> _EXERCISE DIRECTIONS_: Collect each line of the records below that contains the string "curve". The match must have the same uppercase and lowercase letters.

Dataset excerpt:
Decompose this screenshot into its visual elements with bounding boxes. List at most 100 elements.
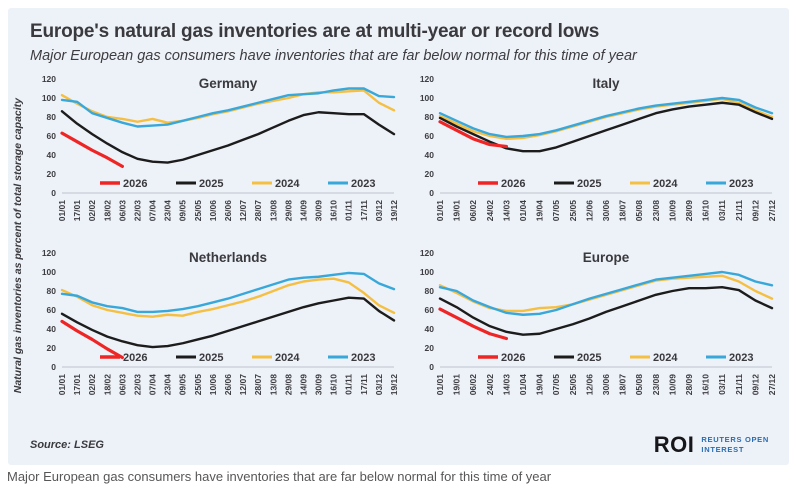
x-tick-label: 30/06 — [601, 200, 611, 222]
y-tick-label: 40 — [47, 150, 57, 160]
source-value: LSEG — [74, 439, 104, 451]
x-tick-label: 09/12 — [750, 374, 760, 396]
legend-item-2025: 2025 — [553, 352, 601, 364]
y-tick-label: 80 — [47, 286, 57, 296]
x-tick-label: 23/04 — [163, 200, 173, 222]
y-tick-label: 40 — [424, 324, 434, 334]
x-tick-label: 28/07 — [253, 374, 263, 396]
roi-logo-mark: ROI — [653, 432, 695, 457]
x-tick-label: 10/06 — [208, 200, 218, 222]
legend-label-2023: 2023 — [729, 352, 753, 364]
x-tick-label: 10/09 — [667, 200, 677, 222]
x-tick-label: 16/10 — [700, 374, 710, 396]
x-tick-label: 17/01 — [72, 200, 82, 222]
chart-card: Europe's natural gas inventories are at … — [8, 8, 789, 465]
y-tick-label: 120 — [42, 248, 56, 258]
legend-label-2026: 2026 — [123, 178, 147, 190]
series-line-2024 — [60, 89, 396, 124]
x-tick-label: 18/02 — [102, 374, 112, 396]
y-tick-label: 120 — [419, 74, 433, 84]
legend-item-2026: 2026 — [477, 352, 525, 364]
x-tick-label: 01/01 — [57, 200, 67, 222]
legend-label-2025: 2025 — [199, 352, 223, 364]
charts-grid: Germany 0 20 40 60 80 100 120 01/01 17/01 02/02 18/… — [30, 72, 785, 418]
legend-label-2024: 2024 — [275, 352, 300, 364]
y-tick-label: 100 — [419, 93, 433, 103]
x-tick-label: 14/03 — [501, 200, 511, 222]
series-line-2023 — [60, 87, 396, 128]
y-tick-label: 0 — [51, 362, 56, 372]
legend-item-2023: 2023 — [328, 178, 375, 190]
legend-item-2025: 2025 — [176, 352, 223, 364]
y-tick-label: 100 — [42, 93, 56, 103]
x-tick-label: 01/11 — [344, 374, 354, 395]
y-tick-label: 60 — [424, 131, 434, 141]
x-tick-label: 29/08 — [283, 374, 293, 396]
x-tick-label: 19/12 — [389, 374, 399, 396]
legend-item-2026: 2026 — [100, 352, 147, 364]
x-tick-label: 25/05 — [567, 200, 577, 222]
charts-area: Natural gas inventories as percent of to… — [8, 72, 789, 418]
plot-italy: Italy 0 20 40 60 80 100 120 01/01 19/01 06/02 24/02… — [419, 74, 777, 222]
x-tick-label: 22/03 — [132, 200, 142, 222]
x-tick-label: 23/08 — [650, 200, 660, 222]
x-tick-label: 12/06 — [584, 200, 594, 222]
x-tick-label: 28/09 — [684, 200, 694, 222]
y-tick-label: 40 — [47, 324, 57, 334]
legend-item-2023: 2023 — [705, 352, 753, 364]
source-note: Source: LSEG — [30, 439, 104, 451]
x-tick-label: 27/12 — [767, 374, 777, 396]
x-tick-label: 05/08 — [634, 200, 644, 222]
shared-y-axis-label: Natural gas inventories as percent of to… — [10, 72, 26, 420]
series-line-2026 — [437, 307, 508, 341]
x-tick-label: 19/04 — [534, 200, 544, 222]
x-tick-label: 01/04 — [518, 374, 528, 396]
y-tick-label: 120 — [419, 248, 433, 258]
source-label: Source: — [30, 439, 71, 451]
x-tick-label: 24/02 — [484, 374, 494, 396]
x-tick-label: 21/11 — [733, 200, 743, 221]
legend-item-2025: 2025 — [553, 178, 601, 190]
x-tick-label: 24/02 — [484, 200, 494, 222]
roi-logo-line2: INTEREST — [701, 445, 745, 454]
x-tick-label: 17/11 — [359, 200, 369, 221]
x-tick-label: 27/12 — [767, 200, 777, 222]
x-tick-label: 03/11 — [717, 374, 727, 395]
x-tick-label: 01/01 — [57, 374, 67, 396]
x-tick-label: 12/06 — [584, 374, 594, 396]
chart-italy: Italy 0 20 40 60 80 100 120 01/01 19/01 06/02 24/02… — [408, 72, 786, 244]
y-tick-label: 20 — [424, 343, 434, 353]
legend-item-2026: 2026 — [100, 178, 147, 190]
x-tick-label: 25/05 — [193, 200, 203, 222]
legend-label-2023: 2023 — [351, 352, 375, 364]
x-tick-label: 07/04 — [148, 374, 158, 396]
x-tick-label: 18/02 — [102, 200, 112, 222]
x-tick-label: 06/03 — [117, 200, 127, 222]
x-tick-label: 10/09 — [667, 374, 677, 396]
series-line-2024 — [60, 277, 396, 318]
legend-label-2026: 2026 — [123, 352, 147, 364]
x-tick-label: 28/09 — [684, 374, 694, 396]
y-tick-label: 100 — [42, 267, 56, 277]
x-tick-label: 06/03 — [117, 374, 127, 396]
series-line-2026 — [60, 319, 124, 360]
x-tick-label: 25/05 — [567, 374, 577, 396]
chart-europe: Europe 0 20 40 60 80 100 120 01/01 19/01 06/02 24/0… — [408, 246, 786, 418]
x-tick-label: 09/05 — [178, 374, 188, 396]
y-tick-label: 0 — [51, 188, 56, 198]
x-tick-label: 13/08 — [268, 374, 278, 396]
x-tick-label: 14/03 — [501, 374, 511, 396]
series-line-2025 — [60, 296, 396, 349]
x-tick-label: 01/01 — [435, 200, 445, 222]
x-tick-label: 07/05 — [551, 200, 561, 222]
bottom-caption: Major European gas consumers have invent… — [7, 469, 552, 484]
chart-title: Europe — [582, 250, 629, 265]
plot-germany: Germany 0 20 40 60 80 100 120 01/01 17/01 02/02 18/… — [42, 74, 399, 222]
plot-europe: Europe 0 20 40 60 80 100 120 01/01 19/01 06/02 24/0… — [419, 248, 777, 396]
series-line-2023 — [438, 270, 773, 316]
x-tick-label: 07/05 — [551, 374, 561, 396]
legend-label-2026: 2026 — [501, 178, 525, 190]
y-tick-label: 80 — [424, 112, 434, 122]
x-tick-label: 19/01 — [451, 200, 461, 222]
legend-label-2025: 2025 — [577, 352, 601, 364]
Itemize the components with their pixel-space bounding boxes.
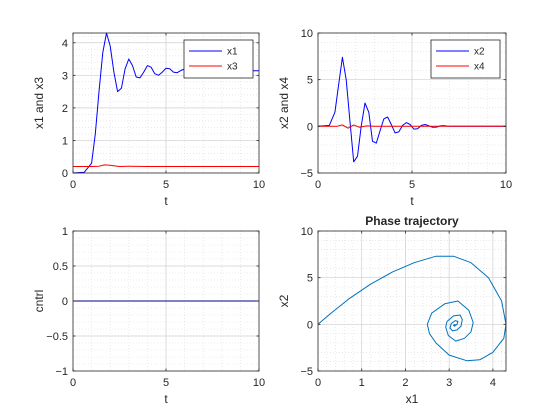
y-tick-label: −0.5 (46, 331, 68, 343)
x-tick-label: 5 (163, 377, 169, 389)
x-tick-label: 0 (70, 179, 76, 191)
legend-box (183, 39, 254, 79)
x-tick-label: 10 (500, 179, 512, 191)
x-tick-label: 0 (70, 377, 76, 389)
y-tick-label: 1 (62, 226, 68, 238)
axes-box (317, 230, 507, 372)
x-axis-label: t (164, 194, 168, 208)
x-axis-label: x1 (406, 392, 419, 406)
x-axis-label: t (410, 194, 414, 208)
y-tick-label: 1 (62, 135, 68, 147)
y-tick-label: 0 (62, 168, 68, 180)
x-tick-label: 5 (163, 179, 169, 191)
chart-title: Phase trajectory (365, 214, 459, 228)
y-axis-label: cntrl (32, 290, 46, 313)
legend-box (430, 39, 501, 79)
plot-area (318, 231, 506, 371)
y-tick-label: −5 (300, 366, 313, 378)
legend-label-x3: x3 (227, 62, 238, 73)
axes-3: 0 5 10 −1 −0.5 0 0.5 1 t cntrl (32, 226, 265, 406)
x-tick-label: 2 (402, 377, 408, 389)
y-axis-label: x2 (277, 294, 291, 307)
legend-label-x2: x2 (474, 47, 485, 58)
y-axis-label: x2 and x4 (277, 77, 291, 129)
x-tick-label: 0 (315, 377, 321, 389)
y-tick-label: 0 (307, 319, 313, 331)
x-tick-label: 1 (359, 377, 365, 389)
y-tick-label: 5 (307, 75, 313, 87)
y-tick-label: 0 (62, 296, 68, 308)
y-tick-label: −1 (55, 366, 68, 378)
y-tick-label: 10 (301, 226, 313, 238)
x-axis-label: t (164, 392, 168, 406)
series-line-x3 (73, 164, 259, 167)
x-tick-label: 5 (409, 179, 415, 191)
y-axis-label: x1 and x3 (32, 77, 46, 129)
x-tick-label: 3 (446, 377, 452, 389)
series-line-1 (317, 255, 507, 362)
y-tick-label: 10 (301, 28, 313, 40)
x-tick-label: 10 (253, 179, 265, 191)
y-tick-label: 2 (62, 103, 68, 115)
major-grid (318, 231, 506, 371)
y-tick-label: −5 (300, 168, 313, 180)
x-tick-label: 10 (253, 377, 265, 389)
y-tick-label: 0.5 (53, 261, 68, 273)
y-tick-label: 5 (307, 273, 313, 285)
y-tick-label: 0 (307, 121, 313, 133)
y-tick-label: 4 (62, 38, 68, 50)
legend-label-x4: x4 (474, 62, 485, 73)
series-line-x4 (318, 124, 506, 129)
y-tick-label: 3 (62, 70, 68, 82)
legend-label-x1: x1 (227, 47, 238, 58)
x-tick-label: 0 (315, 179, 321, 191)
x-tick-label: 4 (490, 377, 496, 389)
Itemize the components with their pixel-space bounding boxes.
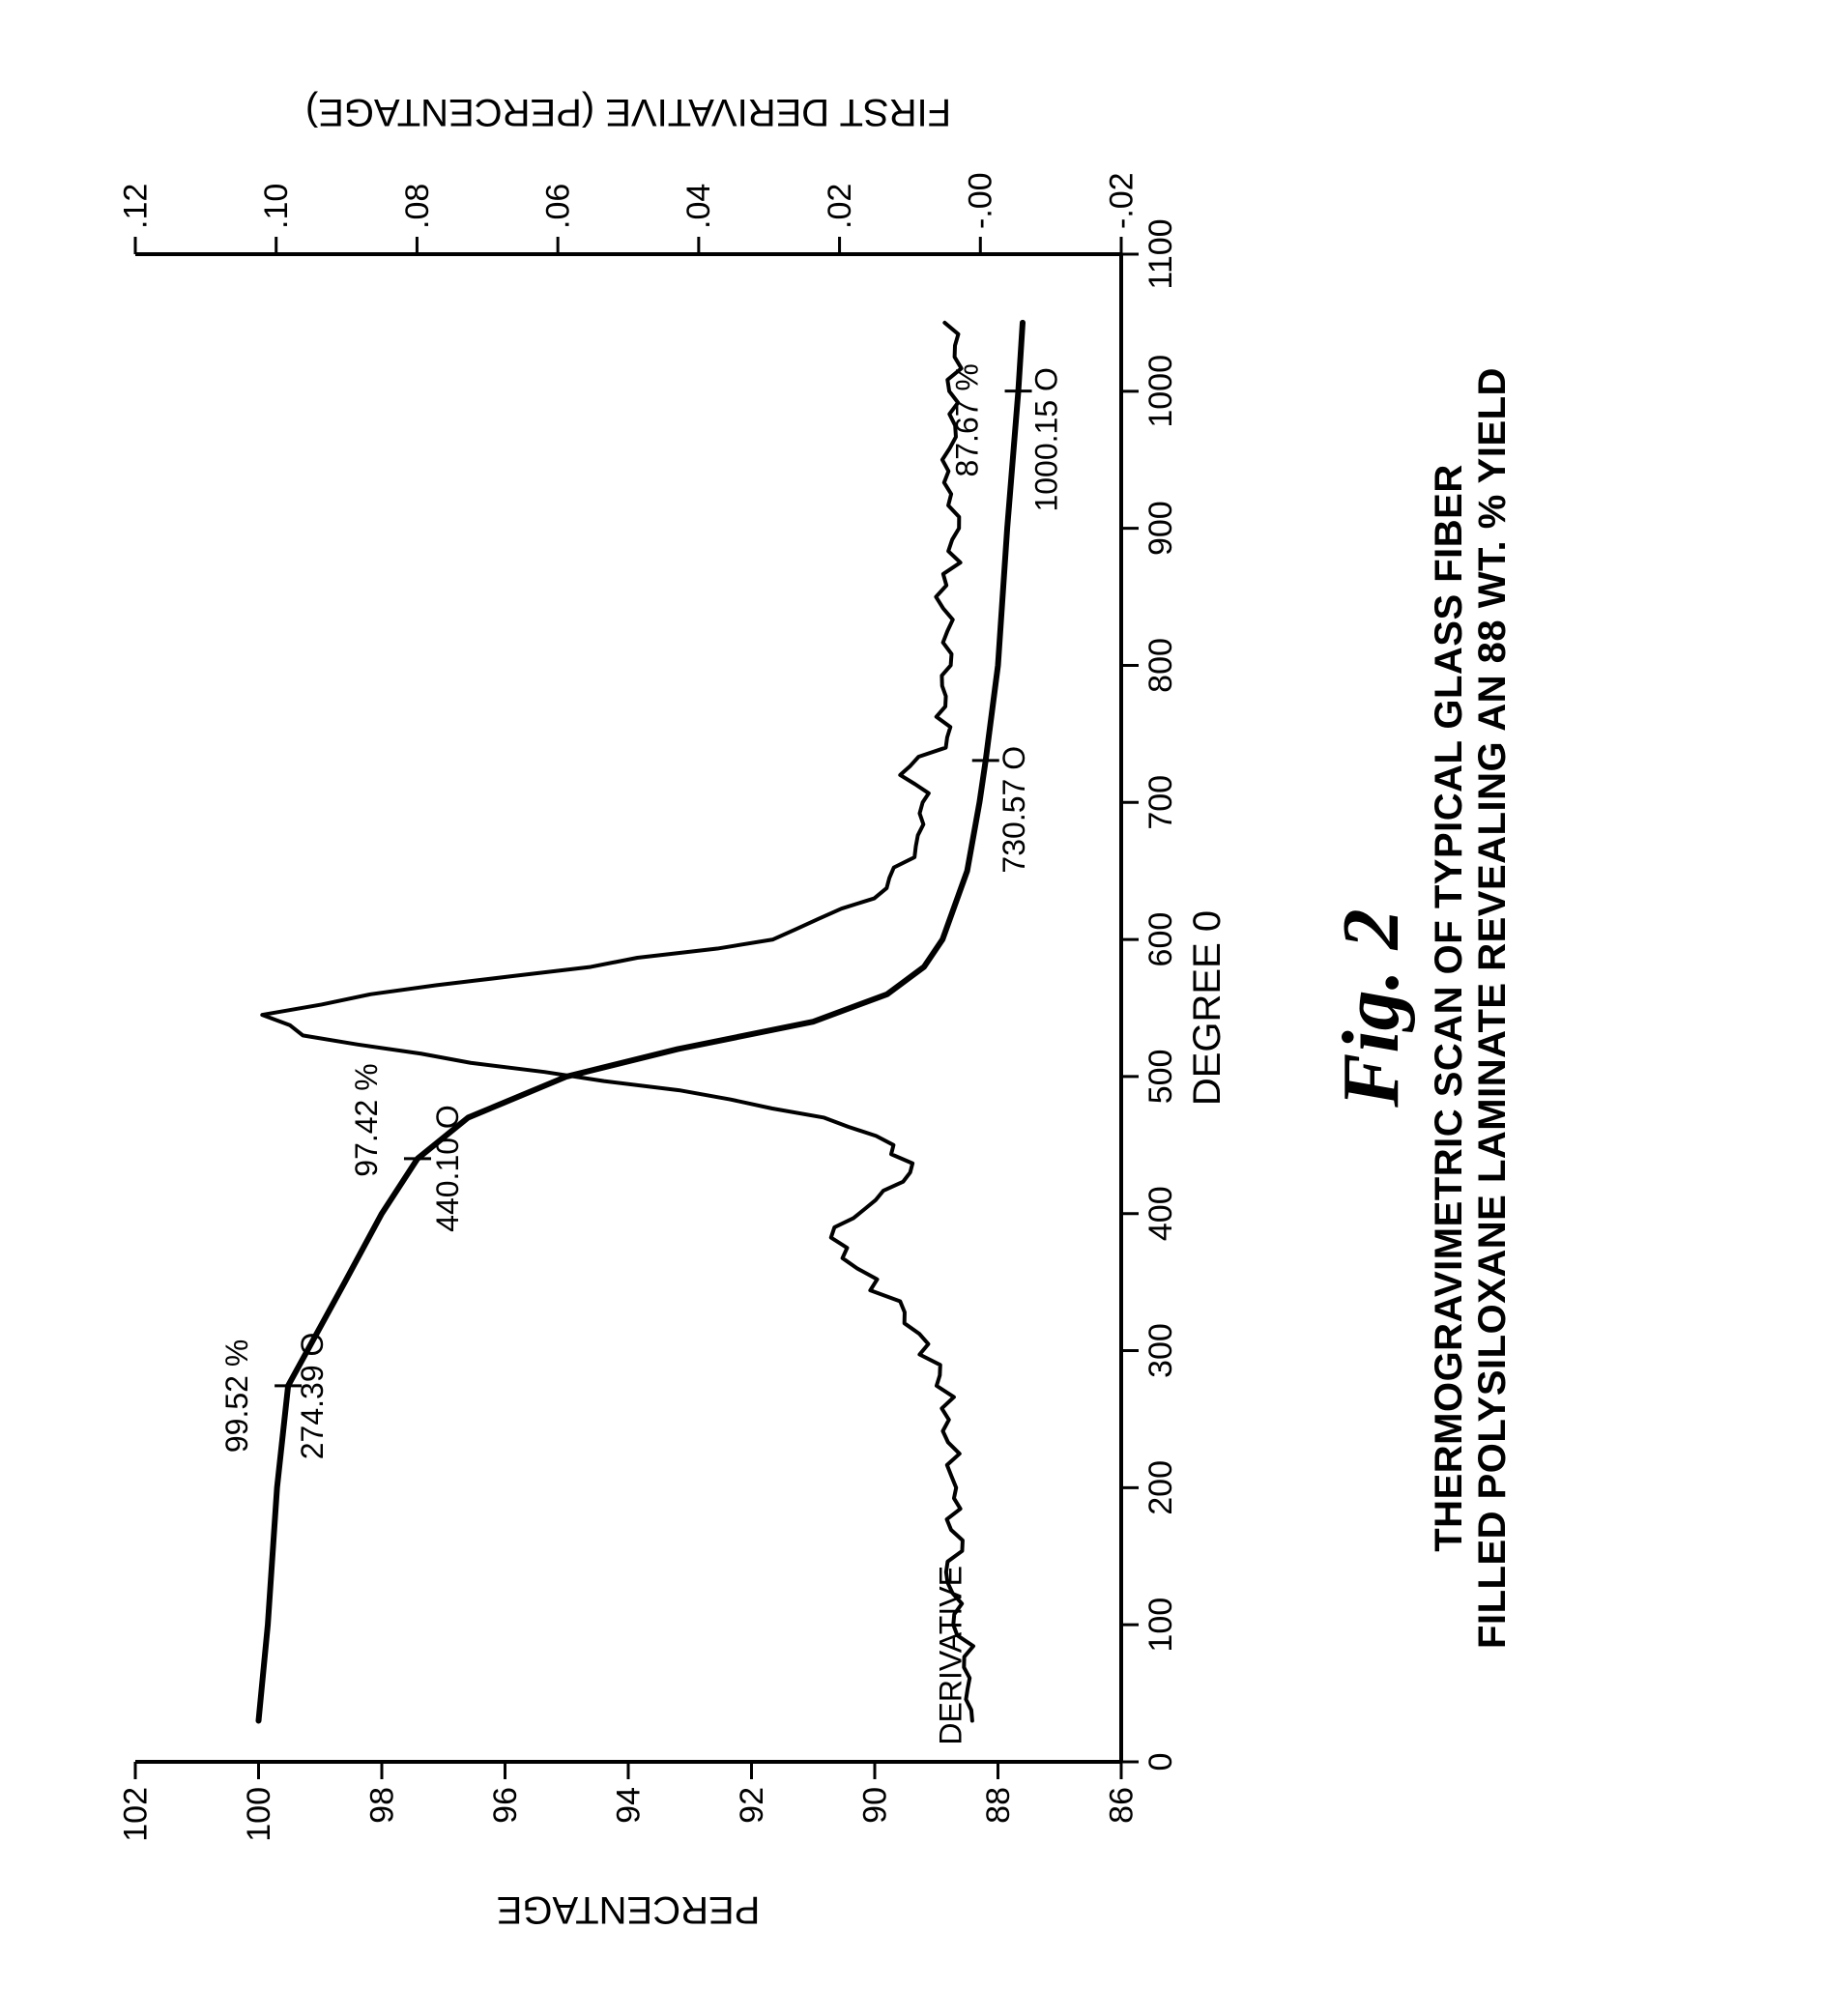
y-left-tick-label: 102 (117, 1787, 154, 1842)
y-right-tick-label: -.00 (963, 172, 999, 229)
x-tick-label: 0 (1142, 1753, 1179, 1771)
x-tick-label: 400 (1142, 1186, 1179, 1241)
x-tick-label: 600 (1142, 912, 1179, 967)
y-right-tick-label: .06 (539, 184, 576, 229)
x-tick-label: 100 (1142, 1598, 1179, 1653)
chart-annotation: 87.67 % (950, 363, 985, 476)
y-left-tick-label: 98 (363, 1787, 400, 1824)
x-tick-label: 700 (1142, 775, 1179, 830)
y-left-tick-label: 92 (734, 1787, 770, 1824)
percentage-curve (259, 323, 1024, 1721)
chart-annotation: 1000.15 O (1029, 367, 1064, 511)
y-right-tick-label: .08 (399, 184, 436, 229)
y-right-tick-label: .10 (258, 184, 295, 229)
figure-caption: THERMOGRAVIMETRIC SCAN OF TYPICAL GLASS … (1428, 0, 1515, 2016)
y-left-tick-label: 96 (487, 1787, 524, 1824)
x-axis-label: DEGREE 0 (1186, 910, 1228, 1106)
y-left-tick-label: 94 (610, 1787, 647, 1824)
y-left-tick-label: 88 (980, 1787, 1017, 1824)
y-right-tick-label: .02 (822, 184, 858, 229)
y-right-axis-label: FIRST DERIVATIVE (PERCENTAGE) (305, 91, 951, 133)
page: 0 100 200 300 400 500 600 700 800 900 1000 1100 DEGR… (0, 0, 1821, 2016)
y-left-tick-label: 100 (241, 1787, 277, 1842)
figure-label: Fig. 2 (1324, 0, 1418, 2016)
x-tick-label: 1000 (1142, 355, 1179, 428)
y-left-tick-label: 86 (1103, 1787, 1140, 1824)
y-left-axis-label: PERCENTAGE (497, 1888, 761, 1931)
y-right-tick-label: .12 (117, 184, 154, 229)
chart-annotation: 440.10 O (430, 1105, 465, 1232)
derivative-curve (262, 323, 973, 1721)
y-right-tick-label: -.02 (1103, 172, 1140, 229)
y-right-tick-label: .04 (680, 184, 717, 229)
chart-annotation: DERIVATIVE (933, 1566, 968, 1745)
x-tick-label: 800 (1142, 638, 1179, 693)
chart-annotation: 97.42 % (349, 1063, 384, 1176)
y-left-tick-label: 90 (856, 1787, 893, 1824)
x-tick-label: 900 (1142, 501, 1179, 556)
x-tick-label: 500 (1142, 1050, 1179, 1105)
chart-annotation: 274.39 O (295, 1333, 330, 1460)
tga-chart: 0 100 200 300 400 500 600 700 800 900 1000 1100 DEGR… (0, 42, 1315, 1974)
x-tick-label: 200 (1142, 1460, 1179, 1515)
x-tick-label: 1100 (1142, 218, 1179, 289)
chart-annotation: 99.52 % (219, 1339, 254, 1453)
chart-annotation: 730.57 O (997, 746, 1031, 874)
rotated-chart-container: 0 100 200 300 400 500 600 700 800 900 1000 1100 DEGR… (0, 0, 1821, 2016)
x-tick-label: 300 (1142, 1323, 1179, 1378)
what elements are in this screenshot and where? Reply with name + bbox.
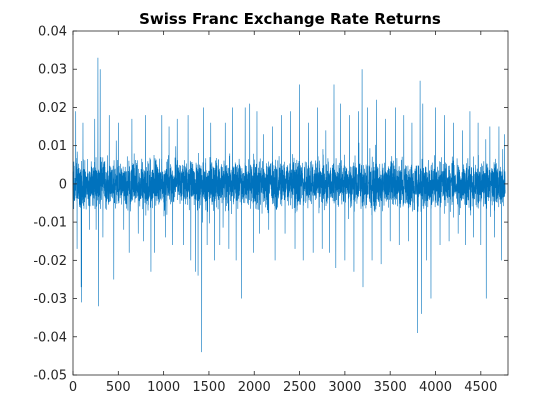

> _ANSWER TO THIS PROBLEM_:
percentage-curve (259, 323, 1024, 1721)
derivative-curve (262, 323, 973, 1721)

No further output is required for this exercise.